## [Problem to solve]
Collect all lines below with the string "数据列于对应报告期下方".

Rows from a figure dataset:
•••

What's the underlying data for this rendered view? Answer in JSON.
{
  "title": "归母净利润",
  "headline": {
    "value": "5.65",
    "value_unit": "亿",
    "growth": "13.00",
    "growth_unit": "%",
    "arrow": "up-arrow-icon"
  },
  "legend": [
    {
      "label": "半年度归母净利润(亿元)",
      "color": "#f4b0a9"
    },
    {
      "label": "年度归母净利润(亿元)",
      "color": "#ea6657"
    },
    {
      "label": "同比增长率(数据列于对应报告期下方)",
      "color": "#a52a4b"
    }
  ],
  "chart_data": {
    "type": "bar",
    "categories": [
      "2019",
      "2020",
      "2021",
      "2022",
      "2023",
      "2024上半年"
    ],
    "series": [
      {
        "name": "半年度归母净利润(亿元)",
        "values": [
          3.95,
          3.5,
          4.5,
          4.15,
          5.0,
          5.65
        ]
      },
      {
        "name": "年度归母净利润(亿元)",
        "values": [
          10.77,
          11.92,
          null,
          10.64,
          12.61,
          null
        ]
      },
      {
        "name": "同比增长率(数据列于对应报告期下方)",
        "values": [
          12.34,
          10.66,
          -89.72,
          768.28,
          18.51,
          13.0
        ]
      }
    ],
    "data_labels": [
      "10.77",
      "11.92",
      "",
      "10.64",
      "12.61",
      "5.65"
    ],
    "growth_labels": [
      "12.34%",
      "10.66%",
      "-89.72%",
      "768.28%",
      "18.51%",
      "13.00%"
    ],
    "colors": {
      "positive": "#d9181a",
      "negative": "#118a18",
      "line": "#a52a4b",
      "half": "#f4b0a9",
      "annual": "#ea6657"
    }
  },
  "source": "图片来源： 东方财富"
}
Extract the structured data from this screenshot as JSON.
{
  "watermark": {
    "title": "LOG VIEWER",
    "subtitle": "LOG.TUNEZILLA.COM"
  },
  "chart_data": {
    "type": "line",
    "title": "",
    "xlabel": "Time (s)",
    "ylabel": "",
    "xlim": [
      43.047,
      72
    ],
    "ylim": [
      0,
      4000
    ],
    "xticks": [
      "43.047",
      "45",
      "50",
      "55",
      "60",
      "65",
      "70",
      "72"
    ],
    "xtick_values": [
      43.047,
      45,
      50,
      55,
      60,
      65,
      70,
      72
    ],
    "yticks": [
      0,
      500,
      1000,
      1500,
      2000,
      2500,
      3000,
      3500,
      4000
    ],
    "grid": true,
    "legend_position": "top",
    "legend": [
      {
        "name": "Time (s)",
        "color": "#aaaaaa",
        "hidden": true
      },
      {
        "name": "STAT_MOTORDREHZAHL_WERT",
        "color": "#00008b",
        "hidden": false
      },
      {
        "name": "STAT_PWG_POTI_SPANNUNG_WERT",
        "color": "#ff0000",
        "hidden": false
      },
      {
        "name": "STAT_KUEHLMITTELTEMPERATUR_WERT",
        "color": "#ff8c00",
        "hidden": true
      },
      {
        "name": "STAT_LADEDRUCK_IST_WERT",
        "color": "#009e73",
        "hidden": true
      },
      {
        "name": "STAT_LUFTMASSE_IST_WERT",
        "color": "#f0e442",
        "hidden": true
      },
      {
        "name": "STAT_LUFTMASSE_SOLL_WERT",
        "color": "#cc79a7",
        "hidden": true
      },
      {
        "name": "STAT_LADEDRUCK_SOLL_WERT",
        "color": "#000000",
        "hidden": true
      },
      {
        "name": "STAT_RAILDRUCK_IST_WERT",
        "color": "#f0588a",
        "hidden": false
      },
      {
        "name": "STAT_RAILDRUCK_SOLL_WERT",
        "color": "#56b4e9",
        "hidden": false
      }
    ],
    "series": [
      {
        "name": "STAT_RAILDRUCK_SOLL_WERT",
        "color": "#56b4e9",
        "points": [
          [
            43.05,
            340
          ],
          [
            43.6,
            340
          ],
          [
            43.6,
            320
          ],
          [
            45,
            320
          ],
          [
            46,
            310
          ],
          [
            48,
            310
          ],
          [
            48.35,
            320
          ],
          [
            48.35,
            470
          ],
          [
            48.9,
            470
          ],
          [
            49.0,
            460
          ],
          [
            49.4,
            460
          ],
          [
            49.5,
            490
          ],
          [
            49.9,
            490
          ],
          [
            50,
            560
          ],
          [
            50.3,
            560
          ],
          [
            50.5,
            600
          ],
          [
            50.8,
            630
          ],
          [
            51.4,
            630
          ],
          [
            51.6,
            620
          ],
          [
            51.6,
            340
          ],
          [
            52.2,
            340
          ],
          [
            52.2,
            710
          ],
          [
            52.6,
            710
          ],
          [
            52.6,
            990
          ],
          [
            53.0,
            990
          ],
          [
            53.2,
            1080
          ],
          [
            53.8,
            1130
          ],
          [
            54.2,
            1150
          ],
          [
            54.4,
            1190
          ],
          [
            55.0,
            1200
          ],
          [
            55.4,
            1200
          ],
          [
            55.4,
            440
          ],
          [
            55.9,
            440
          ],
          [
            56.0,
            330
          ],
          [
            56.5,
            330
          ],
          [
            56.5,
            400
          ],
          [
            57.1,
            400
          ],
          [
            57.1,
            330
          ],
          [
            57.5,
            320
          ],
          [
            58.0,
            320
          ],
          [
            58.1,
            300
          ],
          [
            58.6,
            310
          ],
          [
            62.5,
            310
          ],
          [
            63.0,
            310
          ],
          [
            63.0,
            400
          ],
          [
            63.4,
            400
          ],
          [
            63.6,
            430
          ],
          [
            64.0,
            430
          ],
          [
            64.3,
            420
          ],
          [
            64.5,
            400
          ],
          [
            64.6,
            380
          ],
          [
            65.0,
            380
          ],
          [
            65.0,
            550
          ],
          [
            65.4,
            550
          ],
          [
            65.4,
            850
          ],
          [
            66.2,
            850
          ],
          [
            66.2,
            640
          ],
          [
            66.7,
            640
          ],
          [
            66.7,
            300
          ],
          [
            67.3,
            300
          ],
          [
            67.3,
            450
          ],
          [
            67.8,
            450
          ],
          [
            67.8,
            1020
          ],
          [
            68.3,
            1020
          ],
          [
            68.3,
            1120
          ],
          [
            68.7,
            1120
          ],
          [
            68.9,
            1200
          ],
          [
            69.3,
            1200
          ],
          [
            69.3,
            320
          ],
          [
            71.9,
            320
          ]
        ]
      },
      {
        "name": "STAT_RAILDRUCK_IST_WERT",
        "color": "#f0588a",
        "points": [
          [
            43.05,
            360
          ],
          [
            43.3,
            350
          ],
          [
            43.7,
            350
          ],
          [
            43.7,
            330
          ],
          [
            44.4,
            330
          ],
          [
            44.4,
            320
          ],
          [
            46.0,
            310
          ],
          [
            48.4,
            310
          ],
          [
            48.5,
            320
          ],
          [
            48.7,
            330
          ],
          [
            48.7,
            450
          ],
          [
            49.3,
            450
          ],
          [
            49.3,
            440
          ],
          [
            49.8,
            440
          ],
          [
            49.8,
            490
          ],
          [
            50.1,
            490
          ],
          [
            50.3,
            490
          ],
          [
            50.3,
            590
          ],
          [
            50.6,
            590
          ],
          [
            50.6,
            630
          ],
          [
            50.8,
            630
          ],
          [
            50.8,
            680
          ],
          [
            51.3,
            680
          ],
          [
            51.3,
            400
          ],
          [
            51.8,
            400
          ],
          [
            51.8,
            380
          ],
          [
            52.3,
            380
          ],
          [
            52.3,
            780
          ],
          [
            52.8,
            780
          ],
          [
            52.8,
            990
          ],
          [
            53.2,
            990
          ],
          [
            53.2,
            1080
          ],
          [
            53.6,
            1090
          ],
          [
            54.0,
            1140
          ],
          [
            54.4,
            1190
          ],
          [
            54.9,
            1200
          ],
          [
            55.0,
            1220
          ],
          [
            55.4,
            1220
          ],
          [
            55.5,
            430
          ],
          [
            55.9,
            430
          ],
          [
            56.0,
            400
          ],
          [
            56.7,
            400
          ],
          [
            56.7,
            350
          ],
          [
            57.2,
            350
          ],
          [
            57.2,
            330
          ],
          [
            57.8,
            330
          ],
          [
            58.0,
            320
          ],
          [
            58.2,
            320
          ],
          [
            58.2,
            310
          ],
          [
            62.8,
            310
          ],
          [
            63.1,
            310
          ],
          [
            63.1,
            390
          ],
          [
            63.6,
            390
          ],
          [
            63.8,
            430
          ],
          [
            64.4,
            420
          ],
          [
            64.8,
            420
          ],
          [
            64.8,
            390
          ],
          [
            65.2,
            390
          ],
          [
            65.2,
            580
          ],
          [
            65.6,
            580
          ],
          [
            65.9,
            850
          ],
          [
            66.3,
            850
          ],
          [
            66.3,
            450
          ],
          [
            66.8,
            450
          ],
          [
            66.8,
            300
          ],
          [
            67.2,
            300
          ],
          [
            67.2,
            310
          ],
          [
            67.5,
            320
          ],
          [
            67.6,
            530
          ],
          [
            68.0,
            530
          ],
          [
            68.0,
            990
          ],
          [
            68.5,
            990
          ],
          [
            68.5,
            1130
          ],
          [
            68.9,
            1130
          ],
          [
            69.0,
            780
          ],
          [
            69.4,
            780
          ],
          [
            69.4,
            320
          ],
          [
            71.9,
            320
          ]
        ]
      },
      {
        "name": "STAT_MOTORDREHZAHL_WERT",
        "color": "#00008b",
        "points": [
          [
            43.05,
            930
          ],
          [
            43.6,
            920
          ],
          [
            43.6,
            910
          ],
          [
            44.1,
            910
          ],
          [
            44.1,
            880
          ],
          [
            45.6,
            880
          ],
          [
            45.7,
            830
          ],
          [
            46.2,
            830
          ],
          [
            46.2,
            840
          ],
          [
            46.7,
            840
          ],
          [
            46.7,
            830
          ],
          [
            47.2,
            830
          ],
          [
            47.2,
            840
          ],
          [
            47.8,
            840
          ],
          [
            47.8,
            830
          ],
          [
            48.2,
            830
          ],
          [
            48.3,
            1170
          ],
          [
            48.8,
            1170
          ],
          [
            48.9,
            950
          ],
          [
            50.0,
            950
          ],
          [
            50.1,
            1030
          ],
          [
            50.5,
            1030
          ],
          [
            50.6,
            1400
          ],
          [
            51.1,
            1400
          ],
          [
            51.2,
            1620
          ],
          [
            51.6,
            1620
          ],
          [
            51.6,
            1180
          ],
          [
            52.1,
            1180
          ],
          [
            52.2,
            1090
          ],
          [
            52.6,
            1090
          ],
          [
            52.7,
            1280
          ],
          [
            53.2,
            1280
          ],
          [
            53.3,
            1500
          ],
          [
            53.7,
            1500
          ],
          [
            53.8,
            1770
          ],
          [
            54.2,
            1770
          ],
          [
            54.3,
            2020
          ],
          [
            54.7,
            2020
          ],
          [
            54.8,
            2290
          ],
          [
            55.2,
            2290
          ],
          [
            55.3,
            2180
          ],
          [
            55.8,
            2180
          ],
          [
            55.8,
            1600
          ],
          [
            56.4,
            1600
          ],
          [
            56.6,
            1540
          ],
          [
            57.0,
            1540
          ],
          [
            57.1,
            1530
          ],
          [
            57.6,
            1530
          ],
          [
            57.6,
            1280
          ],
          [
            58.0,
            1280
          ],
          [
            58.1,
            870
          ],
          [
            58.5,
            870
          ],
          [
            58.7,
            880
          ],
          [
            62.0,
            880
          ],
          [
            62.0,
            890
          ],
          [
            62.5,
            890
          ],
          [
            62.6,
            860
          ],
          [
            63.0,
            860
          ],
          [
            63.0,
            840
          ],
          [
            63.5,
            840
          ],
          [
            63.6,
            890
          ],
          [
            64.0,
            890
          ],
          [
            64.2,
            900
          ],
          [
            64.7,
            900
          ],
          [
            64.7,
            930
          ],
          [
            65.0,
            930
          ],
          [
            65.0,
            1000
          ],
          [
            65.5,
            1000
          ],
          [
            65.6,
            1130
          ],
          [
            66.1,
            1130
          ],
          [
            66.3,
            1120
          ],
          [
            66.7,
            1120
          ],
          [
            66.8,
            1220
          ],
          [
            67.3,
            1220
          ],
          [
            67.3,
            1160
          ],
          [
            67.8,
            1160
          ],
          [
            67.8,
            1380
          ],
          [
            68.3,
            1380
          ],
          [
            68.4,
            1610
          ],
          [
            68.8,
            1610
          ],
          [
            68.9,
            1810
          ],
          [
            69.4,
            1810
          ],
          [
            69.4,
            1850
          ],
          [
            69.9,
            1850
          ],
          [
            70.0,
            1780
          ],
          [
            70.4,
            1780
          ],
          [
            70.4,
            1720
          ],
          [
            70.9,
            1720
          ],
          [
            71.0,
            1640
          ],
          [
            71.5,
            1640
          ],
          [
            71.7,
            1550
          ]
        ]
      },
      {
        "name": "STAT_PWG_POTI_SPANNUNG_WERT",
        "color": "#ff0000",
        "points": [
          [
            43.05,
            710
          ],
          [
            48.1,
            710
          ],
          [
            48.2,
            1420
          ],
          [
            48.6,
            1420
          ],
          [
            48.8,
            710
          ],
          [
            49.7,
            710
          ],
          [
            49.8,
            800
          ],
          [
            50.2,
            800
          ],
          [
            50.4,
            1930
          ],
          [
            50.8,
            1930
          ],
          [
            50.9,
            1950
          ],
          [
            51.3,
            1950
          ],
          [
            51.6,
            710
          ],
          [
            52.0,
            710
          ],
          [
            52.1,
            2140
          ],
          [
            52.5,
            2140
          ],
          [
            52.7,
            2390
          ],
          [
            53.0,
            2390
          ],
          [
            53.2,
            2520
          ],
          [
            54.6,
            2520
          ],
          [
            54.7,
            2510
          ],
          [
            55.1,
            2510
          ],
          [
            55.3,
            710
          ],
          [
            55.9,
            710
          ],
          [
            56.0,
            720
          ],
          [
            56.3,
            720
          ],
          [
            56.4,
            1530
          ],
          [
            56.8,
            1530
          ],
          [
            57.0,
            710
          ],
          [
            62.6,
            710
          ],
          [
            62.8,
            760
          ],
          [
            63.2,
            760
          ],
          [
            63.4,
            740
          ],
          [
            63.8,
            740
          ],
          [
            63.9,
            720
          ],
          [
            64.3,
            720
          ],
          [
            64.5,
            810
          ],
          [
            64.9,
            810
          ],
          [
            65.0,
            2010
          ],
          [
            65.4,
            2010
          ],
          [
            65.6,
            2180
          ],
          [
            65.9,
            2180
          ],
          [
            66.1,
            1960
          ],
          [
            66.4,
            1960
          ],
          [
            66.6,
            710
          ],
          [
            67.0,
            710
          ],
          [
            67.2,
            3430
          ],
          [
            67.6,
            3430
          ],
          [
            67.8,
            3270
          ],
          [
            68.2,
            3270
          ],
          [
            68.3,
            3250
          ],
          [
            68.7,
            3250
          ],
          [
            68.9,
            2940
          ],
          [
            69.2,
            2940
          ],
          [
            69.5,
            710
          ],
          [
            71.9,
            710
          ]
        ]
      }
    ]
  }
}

•••

## [Correct answer]
      "label": "同比增长率(数据列于对应报告期下方)",
        "name": "同比增长率(数据列于对应报告期下方)",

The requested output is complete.